Entries with figure data:
————

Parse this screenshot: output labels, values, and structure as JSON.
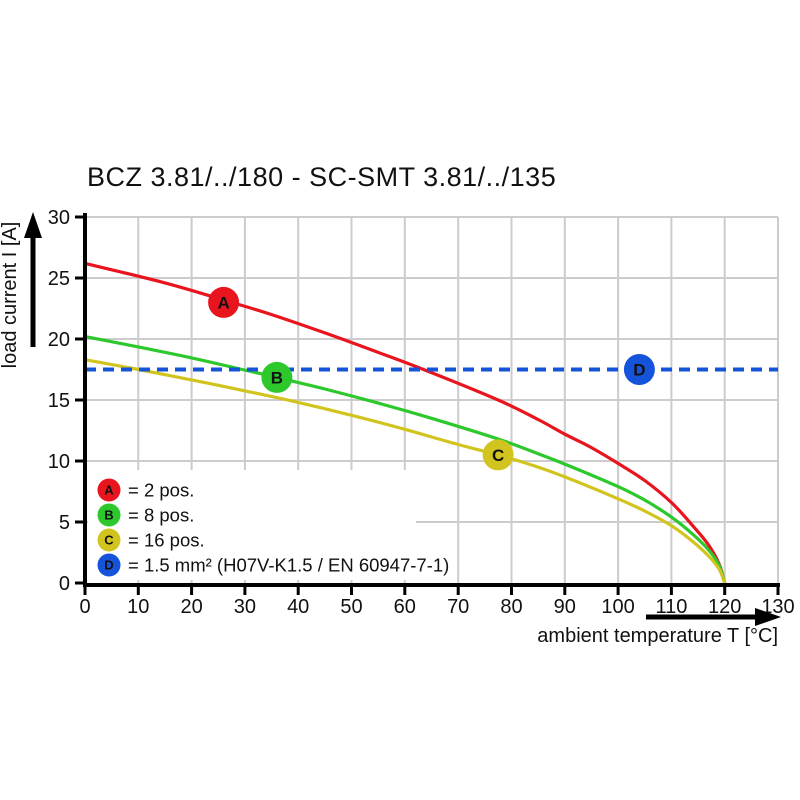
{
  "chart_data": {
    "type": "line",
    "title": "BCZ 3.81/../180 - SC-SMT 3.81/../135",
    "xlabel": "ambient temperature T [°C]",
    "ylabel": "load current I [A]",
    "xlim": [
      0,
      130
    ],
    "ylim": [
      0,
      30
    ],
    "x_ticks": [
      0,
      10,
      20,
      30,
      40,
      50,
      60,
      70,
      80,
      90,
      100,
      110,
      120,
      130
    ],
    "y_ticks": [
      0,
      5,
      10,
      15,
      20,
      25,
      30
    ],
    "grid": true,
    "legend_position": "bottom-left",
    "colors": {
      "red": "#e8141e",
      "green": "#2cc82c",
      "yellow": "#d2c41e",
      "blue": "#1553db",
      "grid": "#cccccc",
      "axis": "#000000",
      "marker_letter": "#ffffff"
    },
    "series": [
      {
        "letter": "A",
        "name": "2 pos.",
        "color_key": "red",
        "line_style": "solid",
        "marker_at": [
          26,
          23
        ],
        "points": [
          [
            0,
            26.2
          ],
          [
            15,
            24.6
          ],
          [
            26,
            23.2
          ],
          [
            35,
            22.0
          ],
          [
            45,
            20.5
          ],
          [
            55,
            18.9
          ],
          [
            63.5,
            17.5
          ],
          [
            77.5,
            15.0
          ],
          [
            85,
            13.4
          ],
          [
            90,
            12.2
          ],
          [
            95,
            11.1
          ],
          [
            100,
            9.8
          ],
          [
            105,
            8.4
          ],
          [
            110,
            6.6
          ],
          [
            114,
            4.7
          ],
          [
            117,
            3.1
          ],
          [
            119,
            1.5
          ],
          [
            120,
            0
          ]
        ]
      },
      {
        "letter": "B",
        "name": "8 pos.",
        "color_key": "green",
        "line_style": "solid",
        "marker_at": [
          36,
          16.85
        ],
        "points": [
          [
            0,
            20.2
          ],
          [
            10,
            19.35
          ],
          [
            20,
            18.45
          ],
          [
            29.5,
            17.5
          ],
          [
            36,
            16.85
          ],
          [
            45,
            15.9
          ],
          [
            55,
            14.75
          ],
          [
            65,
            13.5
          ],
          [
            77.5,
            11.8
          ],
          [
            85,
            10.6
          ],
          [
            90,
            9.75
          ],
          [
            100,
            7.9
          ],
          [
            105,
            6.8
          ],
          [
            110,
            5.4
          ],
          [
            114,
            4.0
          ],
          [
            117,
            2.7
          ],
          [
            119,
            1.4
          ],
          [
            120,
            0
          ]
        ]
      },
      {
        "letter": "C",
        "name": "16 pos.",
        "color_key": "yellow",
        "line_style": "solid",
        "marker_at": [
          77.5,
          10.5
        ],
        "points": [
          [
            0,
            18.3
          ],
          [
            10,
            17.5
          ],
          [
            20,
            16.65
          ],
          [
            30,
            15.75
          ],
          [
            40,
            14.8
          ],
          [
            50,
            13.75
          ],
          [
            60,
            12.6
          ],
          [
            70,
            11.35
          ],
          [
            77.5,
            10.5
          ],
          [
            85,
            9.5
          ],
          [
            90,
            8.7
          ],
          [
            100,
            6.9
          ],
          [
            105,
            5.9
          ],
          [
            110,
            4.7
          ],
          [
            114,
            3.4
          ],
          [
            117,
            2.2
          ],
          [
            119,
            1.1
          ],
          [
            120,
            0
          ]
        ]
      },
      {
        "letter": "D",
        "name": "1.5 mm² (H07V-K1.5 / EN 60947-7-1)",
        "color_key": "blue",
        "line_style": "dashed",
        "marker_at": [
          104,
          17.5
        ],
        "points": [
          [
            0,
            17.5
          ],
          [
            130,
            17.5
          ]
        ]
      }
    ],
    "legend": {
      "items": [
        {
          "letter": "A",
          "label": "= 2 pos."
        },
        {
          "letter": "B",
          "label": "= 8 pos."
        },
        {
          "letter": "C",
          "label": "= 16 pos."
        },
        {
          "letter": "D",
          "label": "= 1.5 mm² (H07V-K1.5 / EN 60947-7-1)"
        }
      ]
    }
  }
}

————

**AIM:**
In this exercise, set down all of the data exactly, without the pictures.

**EXERCISE ANSWER:**
Parse this screenshot: output labels, values, and structure as JSON.
{
  "chart_data": {
    "type": "line",
    "title": "BCZ 3.81/../180 - SC-SMT 3.81/../135",
    "xlabel": "ambient temperature T [°C]",
    "ylabel": "load current I [A]",
    "xlim": [
      0,
      130
    ],
    "ylim": [
      0,
      30
    ],
    "x_ticks": [
      0,
      10,
      20,
      30,
      40,
      50,
      60,
      70,
      80,
      90,
      100,
      110,
      120,
      130
    ],
    "y_ticks": [
      0,
      5,
      10,
      15,
      20,
      25,
      30
    ],
    "grid": true,
    "legend_position": "bottom-left",
    "colors": {
      "red": "#e8141e",
      "green": "#2cc82c",
      "yellow": "#d2c41e",
      "blue": "#1553db",
      "grid": "#cccccc",
      "axis": "#000000",
      "marker_letter": "#ffffff"
    },
    "series": [
      {
        "letter": "A",
        "name": "2 pos.",
        "color_key": "red",
        "line_style": "solid",
        "marker_at": [
          26,
          23
        ],
        "points": [
          [
            0,
            26.2
          ],
          [
            15,
            24.6
          ],
          [
            26,
            23.2
          ],
          [
            35,
            22.0
          ],
          [
            45,
            20.5
          ],
          [
            55,
            18.9
          ],
          [
            63.5,
            17.5
          ],
          [
            77.5,
            15.0
          ],
          [
            85,
            13.4
          ],
          [
            90,
            12.2
          ],
          [
            95,
            11.1
          ],
          [
            100,
            9.8
          ],
          [
            105,
            8.4
          ],
          [
            110,
            6.6
          ],
          [
            114,
            4.7
          ],
          [
            117,
            3.1
          ],
          [
            119,
            1.5
          ],
          [
            120,
            0
          ]
        ]
      },
      {
        "letter": "B",
        "name": "8 pos.",
        "color_key": "green",
        "line_style": "solid",
        "marker_at": [
          36,
          16.85
        ],
        "points": [
          [
            0,
            20.2
          ],
          [
            10,
            19.35
          ],
          [
            20,
            18.45
          ],
          [
            29.5,
            17.5
          ],
          [
            36,
            16.85
          ],
          [
            45,
            15.9
          ],
          [
            55,
            14.75
          ],
          [
            65,
            13.5
          ],
          [
            77.5,
            11.8
          ],
          [
            85,
            10.6
          ],
          [
            90,
            9.75
          ],
          [
            100,
            7.9
          ],
          [
            105,
            6.8
          ],
          [
            110,
            5.4
          ],
          [
            114,
            4.0
          ],
          [
            117,
            2.7
          ],
          [
            119,
            1.4
          ],
          [
            120,
            0
          ]
        ]
      },
      {
        "letter": "C",
        "name": "16 pos.",
        "color_key": "yellow",
        "line_style": "solid",
        "marker_at": [
          77.5,
          10.5
        ],
        "points": [
          [
            0,
            18.3
          ],
          [
            10,
            17.5
          ],
          [
            20,
            16.65
          ],
          [
            30,
            15.75
          ],
          [
            40,
            14.8
          ],
          [
            50,
            13.75
          ],
          [
            60,
            12.6
          ],
          [
            70,
            11.35
          ],
          [
            77.5,
            10.5
          ],
          [
            85,
            9.5
          ],
          [
            90,
            8.7
          ],
          [
            100,
            6.9
          ],
          [
            105,
            5.9
          ],
          [
            110,
            4.7
          ],
          [
            114,
            3.4
          ],
          [
            117,
            2.2
          ],
          [
            119,
            1.1
          ],
          [
            120,
            0
          ]
        ]
      },
      {
        "letter": "D",
        "name": "1.5 mm² (H07V-K1.5 / EN 60947-7-1)",
        "color_key": "blue",
        "line_style": "dashed",
        "marker_at": [
          104,
          17.5
        ],
        "points": [
          [
            0,
            17.5
          ],
          [
            130,
            17.5
          ]
        ]
      }
    ],
    "legend": {
      "items": [
        {
          "letter": "A",
          "label": "= 2 pos."
        },
        {
          "letter": "B",
          "label": "= 8 pos."
        },
        {
          "letter": "C",
          "label": "= 16 pos."
        },
        {
          "letter": "D",
          "label": "= 1.5 mm² (H07V-K1.5 / EN 60947-7-1)"
        }
      ]
    }
  }
}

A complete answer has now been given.